*** Entries provided ***

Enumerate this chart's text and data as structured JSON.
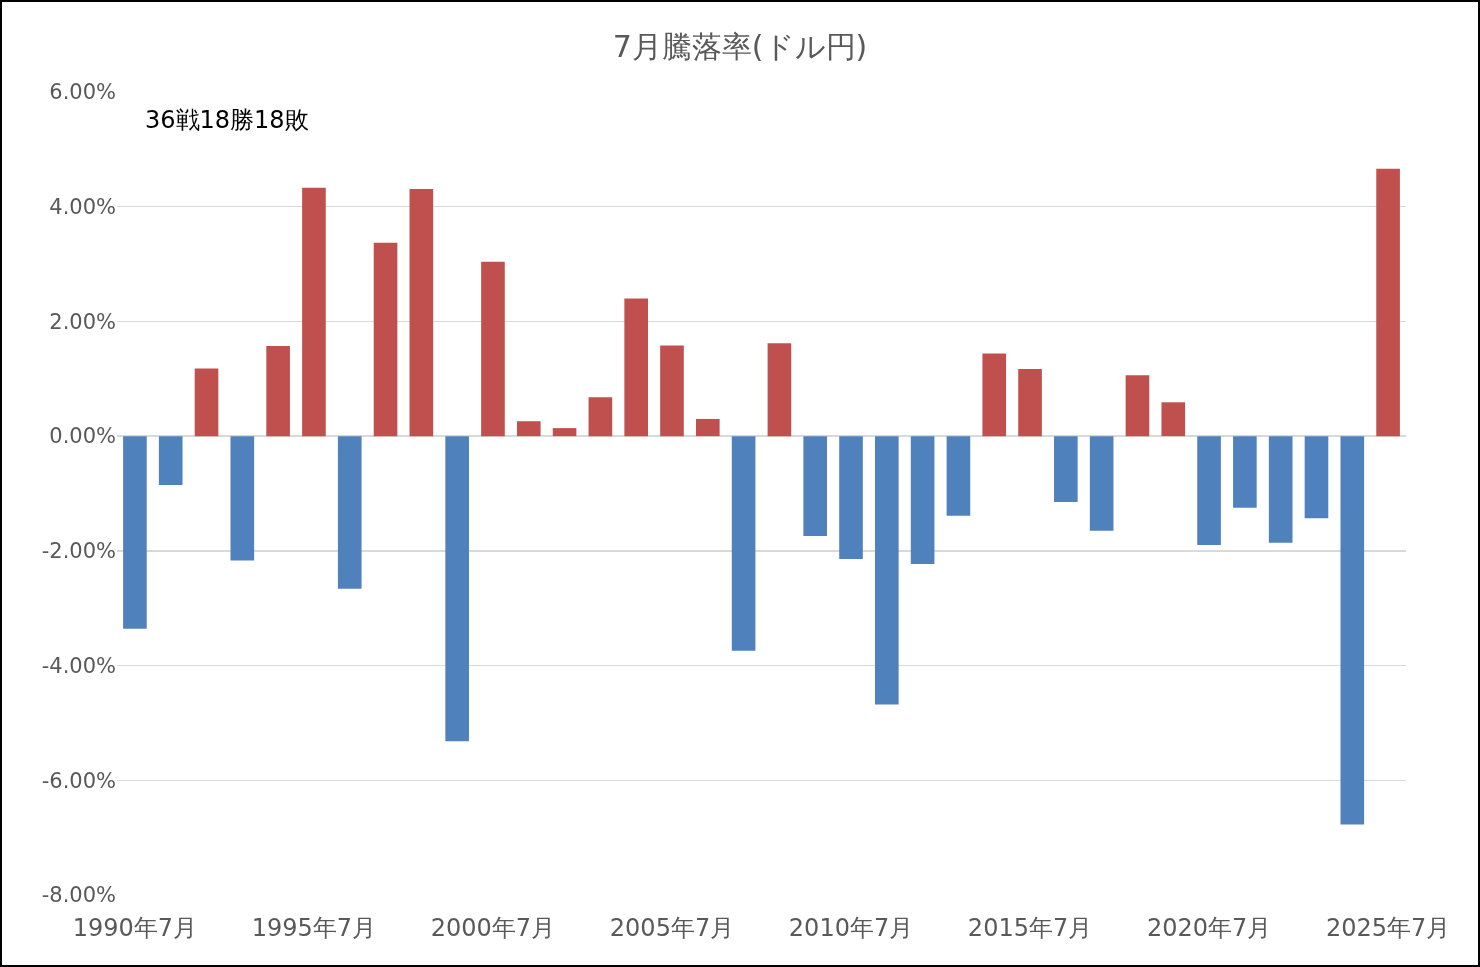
{
  "chart_data": {
    "type": "bar",
    "title": "7月騰落率(ドル円)",
    "categories": [
      "1990年7月",
      null,
      null,
      null,
      null,
      "1995年7月",
      null,
      null,
      null,
      null,
      "2000年7月",
      null,
      null,
      null,
      null,
      "2005年7月",
      null,
      null,
      null,
      null,
      "2010年7月",
      null,
      null,
      null,
      null,
      "2015年7月",
      null,
      null,
      null,
      null,
      "2020年7月",
      null,
      null,
      null,
      null,
      "2025年7月"
    ],
    "values": [
      -3.36,
      -0.85,
      1.18,
      -2.17,
      1.57,
      4.33,
      -2.66,
      3.37,
      4.31,
      -5.32,
      3.04,
      0.26,
      0.14,
      0.68,
      2.4,
      1.58,
      0.3,
      -3.74,
      1.62,
      -1.74,
      -2.14,
      -4.68,
      -2.23,
      -1.39,
      1.44,
      1.17,
      -1.15,
      -1.65,
      1.06,
      0.59,
      -1.9,
      -1.25,
      -1.86,
      -1.43,
      -6.77,
      4.66
    ],
    "colors": [
      "#4f81bd",
      "#4f81bd",
      "#c0504d",
      "#4f81bd",
      "#c0504d",
      "#c0504d",
      "#4f81bd",
      "#c0504d",
      "#c0504d",
      "#4f81bd",
      "#c0504d",
      "#c0504d",
      "#c0504d",
      "#c0504d",
      "#c0504d",
      "#c0504d",
      "#c0504d",
      "#4f81bd",
      "#c0504d",
      "#4f81bd",
      "#4f81bd",
      "#4f81bd",
      "#4f81bd",
      "#4f81bd",
      "#c0504d",
      "#c0504d",
      "#4f81bd",
      "#4f81bd",
      "#c0504d",
      "#c0504d",
      "#4f81bd",
      "#4f81bd",
      "#4f81bd",
      "#4f81bd",
      "#4f81bd",
      "#c0504d"
    ],
    "ylim": [
      -8,
      6
    ],
    "yticks": [
      {
        "value": -8,
        "label": "-8.00%"
      },
      {
        "value": -6,
        "label": "-6.00%"
      },
      {
        "value": -4,
        "label": "-4.00%"
      },
      {
        "value": -2,
        "label": "-2.00%"
      },
      {
        "value": 0,
        "label": "0.00%"
      },
      {
        "value": 2,
        "label": "2.00%"
      },
      {
        "value": 4,
        "label": "4.00%"
      },
      {
        "value": 6,
        "label": "6.00%"
      }
    ],
    "grid": "y",
    "annotations": [
      "36戦18勝18敗"
    ]
  }
}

***

Collect from the data above every line that includes "label".

        "label": "-8.00%"
        "label": "-6.00%"
        "label": "-4.00%"
        "label": "-2.00%"
        "label": "0.00%"
        "label": "2.00%"
        "label": "4.00%"
        "label": "6.00%"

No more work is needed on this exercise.